Work required: Return the records, each one exactly as written.

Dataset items
------------------------------------------------

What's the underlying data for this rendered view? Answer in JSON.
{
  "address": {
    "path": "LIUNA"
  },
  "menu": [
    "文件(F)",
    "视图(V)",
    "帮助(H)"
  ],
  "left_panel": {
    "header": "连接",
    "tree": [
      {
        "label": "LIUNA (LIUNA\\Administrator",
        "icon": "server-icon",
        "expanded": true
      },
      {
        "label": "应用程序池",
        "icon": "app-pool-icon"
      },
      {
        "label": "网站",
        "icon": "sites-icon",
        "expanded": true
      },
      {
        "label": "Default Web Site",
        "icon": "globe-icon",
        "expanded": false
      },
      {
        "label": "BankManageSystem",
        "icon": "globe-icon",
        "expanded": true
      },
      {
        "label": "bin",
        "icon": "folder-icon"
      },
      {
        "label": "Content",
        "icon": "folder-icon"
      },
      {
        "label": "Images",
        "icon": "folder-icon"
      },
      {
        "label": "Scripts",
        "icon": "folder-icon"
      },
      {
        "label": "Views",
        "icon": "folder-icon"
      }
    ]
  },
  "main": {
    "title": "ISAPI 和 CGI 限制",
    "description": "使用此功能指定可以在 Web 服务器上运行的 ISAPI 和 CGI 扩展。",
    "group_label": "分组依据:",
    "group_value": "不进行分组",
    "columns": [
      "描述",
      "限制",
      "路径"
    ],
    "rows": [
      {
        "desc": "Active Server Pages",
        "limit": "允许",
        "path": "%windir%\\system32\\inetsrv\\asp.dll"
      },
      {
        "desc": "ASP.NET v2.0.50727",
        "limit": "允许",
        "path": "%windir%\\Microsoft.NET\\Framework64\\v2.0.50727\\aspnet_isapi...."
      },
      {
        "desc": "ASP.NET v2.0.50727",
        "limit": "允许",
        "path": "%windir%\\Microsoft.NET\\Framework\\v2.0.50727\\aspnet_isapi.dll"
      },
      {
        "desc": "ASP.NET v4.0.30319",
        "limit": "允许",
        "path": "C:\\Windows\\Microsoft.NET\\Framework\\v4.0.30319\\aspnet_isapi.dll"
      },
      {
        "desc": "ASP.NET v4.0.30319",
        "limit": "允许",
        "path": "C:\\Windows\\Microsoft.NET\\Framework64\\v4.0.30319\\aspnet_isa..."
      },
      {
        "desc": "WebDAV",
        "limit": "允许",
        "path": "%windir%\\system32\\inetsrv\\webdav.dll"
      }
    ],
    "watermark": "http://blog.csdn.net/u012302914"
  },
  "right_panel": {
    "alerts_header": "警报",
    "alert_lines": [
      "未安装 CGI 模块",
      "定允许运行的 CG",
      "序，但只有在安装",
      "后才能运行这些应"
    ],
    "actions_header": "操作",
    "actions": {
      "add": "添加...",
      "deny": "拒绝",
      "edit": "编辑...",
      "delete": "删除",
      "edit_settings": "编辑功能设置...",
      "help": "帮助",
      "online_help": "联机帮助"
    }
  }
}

------------------------------------------------

Task answer:
What's the underlying data for this rendered view? Answer in JSON.
{
  "address": {
    "path": "LIUNA"
  },
  "menu": [
    "文件(F)",
    "视图(V)",
    "帮助(H)"
  ],
  "left_panel": {
    "header": "连接",
    "tree": [
      {
        "label": "LIUNA (LIUNA\\Administrator",
        "icon": "server-icon",
        "expanded": true
      },
      {
        "label": "应用程序池",
        "icon": "app-pool-icon"
      },
      {
        "label": "网站",
        "icon": "sites-icon",
        "expanded": true
      },
      {
        "label": "Default Web Site",
        "icon": "globe-icon",
        "expanded": false
      },
      {
        "label": "BankManageSystem",
        "icon": "globe-icon",
        "expanded": true
      },
      {
        "label": "bin",
        "icon": "folder-icon"
      },
      {
        "label": "Content",
        "icon": "folder-icon"
      },
      {
        "label": "Images",
        "icon": "folder-icon"
      },
      {
        "label": "Scripts",
        "icon": "folder-icon"
      },
      {
        "label": "Views",
        "icon": "folder-icon"
      }
    ]
  },
  "main": {
    "title": "ISAPI 和 CGI 限制",
    "description": "使用此功能指定可以在 Web 服务器上运行的 ISAPI 和 CGI 扩展。",
    "group_label": "分组依据:",
    "group_value": "不进行分组",
    "columns": [
      "描述",
      "限制",
      "路径"
    ],
    "rows": [
      {
        "desc": "Active Server Pages",
        "limit": "允许",
        "path": "%windir%\\system32\\inetsrv\\asp.dll"
      },
      {
        "desc": "ASP.NET v2.0.50727",
        "limit": "允许",
        "path": "%windir%\\Microsoft.NET\\Framework64\\v2.0.50727\\aspnet_isapi...."
      },
      {
        "desc": "ASP.NET v2.0.50727",
        "limit": "允许",
        "path": "%windir%\\Microsoft.NET\\Framework\\v2.0.50727\\aspnet_isapi.dll"
      },
      {
        "desc": "ASP.NET v4.0.30319",
        "limit": "允许",
        "path": "C:\\Windows\\Microsoft.NET\\Framework\\v4.0.30319\\aspnet_isapi.dll"
      },
      {
        "desc": "ASP.NET v4.0.30319",
        "limit": "允许",
        "path": "C:\\Windows\\Microsoft.NET\\Framework64\\v4.0.30319\\aspnet_isa..."
      },
      {
        "desc": "WebDAV",
        "limit": "允许",
        "path": "%windir%\\system32\\inetsrv\\webdav.dll"
      }
    ],
    "watermark": "http://blog.csdn.net/u012302914"
  },
  "right_panel": {
    "alerts_header": "警报",
    "alert_lines": [
      "未安装 CGI 模块",
      "定允许运行的 CG",
      "序，但只有在安装",
      "后才能运行这些应"
    ],
    "actions_header": "操作",
    "actions": {
      "add": "添加...",
      "deny": "拒绝",
      "edit": "编辑...",
      "delete": "删除",
      "edit_settings": "编辑功能设置...",
      "help": "帮助",
      "online_help": "联机帮助"
    }
  }
}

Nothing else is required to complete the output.